━━━ RECORD EXCERPTS

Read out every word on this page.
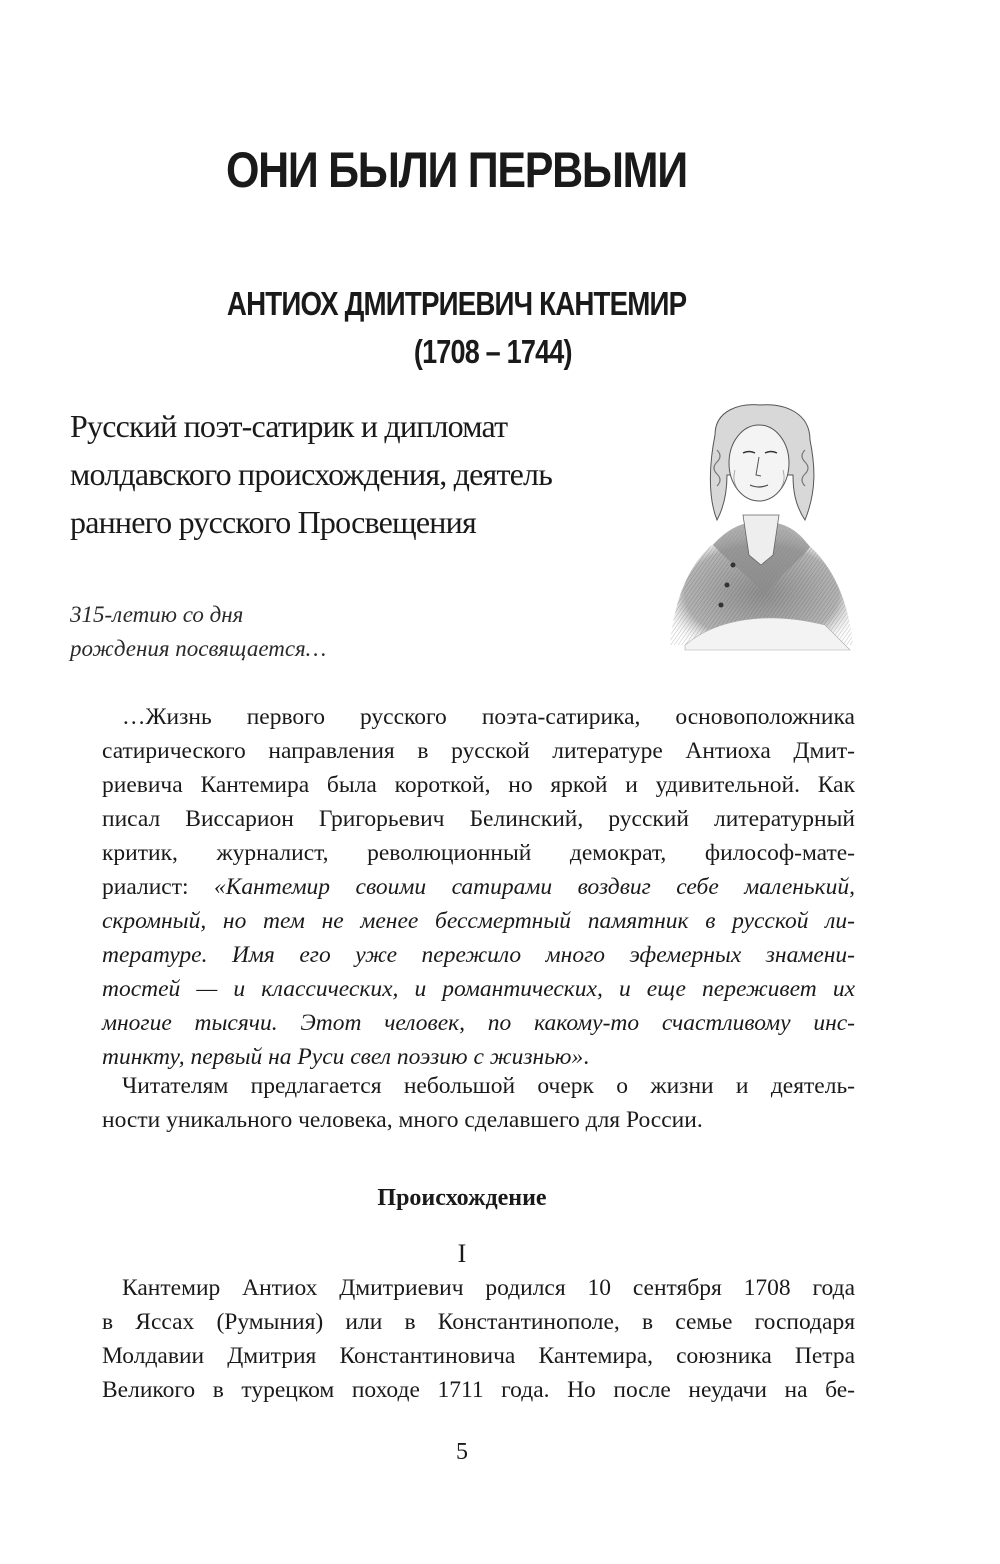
ОНИ БЫЛИ ПЕРВЫМИ
АНТИОХ ДМИТРИЕВИЧ КАНТЕМИР
(1708 – 1744)
Русский поэт-сатирик и дипломат
молдавского происхождения, деятель
раннего русского Просвещения
315-летию со дня
рождения посвящается…
…Жизнь первого русского поэта-сатирика, основоположника
сатирического направления в русской литературе Антиоха Дмит-
риевича Кантемира была короткой, но яркой и удивительной. Как
писал Виссарион Григорьевич Белинский, русский литературный
критик, журналист, революционный демократ, философ-мате-
риалист: «Кантемир своими сатирами воздвиг себе маленький,
скромный, но тем не менее бессмертный памятник в русской ли-
тературе. Имя его уже пережило много эфемерных знамени-
тостей — и классических, и романтических, и еще переживет их
многие тысячи. Этот человек, по какому-то счастливому инс-
тинкту, первый на Руси свел поэзию с жизнью».
Читателям предлагается небольшой очерк о жизни и деятель-
ности уникального человека, много сделавшего для России.
Происхождение
I
Кантемир Антиох Дмитриевич родился 10 сентября 1708 года
в Яссах (Румыния) или в Константинополе, в семье господаря
Молдавии Дмитрия Константиновича Кантемира, союзника Петра
Великого в турецком походе 1711 года. Но после неудачи на бе-
5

━━━━━━

AIM OF THE TASK >> Make an exact copy of the records above, with the pictures left out.

SOLUTION TO THE EXERCISE >>
Read out every word on this page.
ОНИ БЫЛИ ПЕРВЫМИ
АНТИОХ ДМИТРИЕВИЧ КАНТЕМИР
(1708 – 1744)
Русский поэт-сатирик и дипломат
молдавского происхождения, деятель
раннего русского Просвещения
315-летию со дня
рождения посвящается…
…Жизнь первого русского поэта-сатирика, основоположника
сатирического направления в русской литературе Антиоха Дмит-
риевича Кантемира была короткой, но яркой и удивительной. Как
писал Виссарион Григорьевич Белинский, русский литературный
критик, журналист, революционный демократ, философ-мате-
риалист: «Кантемир своими сатирами воздвиг себе маленький,
скромный, но тем не менее бессмертный памятник в русской ли-
тературе. Имя его уже пережило много эфемерных знамени-
тостей — и классических, и романтических, и еще переживет их
многие тысячи. Этот человек, по какому-то счастливому инс-
тинкту, первый на Руси свел поэзию с жизнью».
Читателям предлагается небольшой очерк о жизни и деятель-
ности уникального человека, много сделавшего для России.
Происхождение
I
Кантемир Антиох Дмитриевич родился 10 сентября 1708 года
в Яссах (Румыния) или в Константинополе, в семье господаря
Молдавии Дмитрия Константиновича Кантемира, союзника Петра
Великого в турецком походе 1711 года. Но после неудачи на бе-
5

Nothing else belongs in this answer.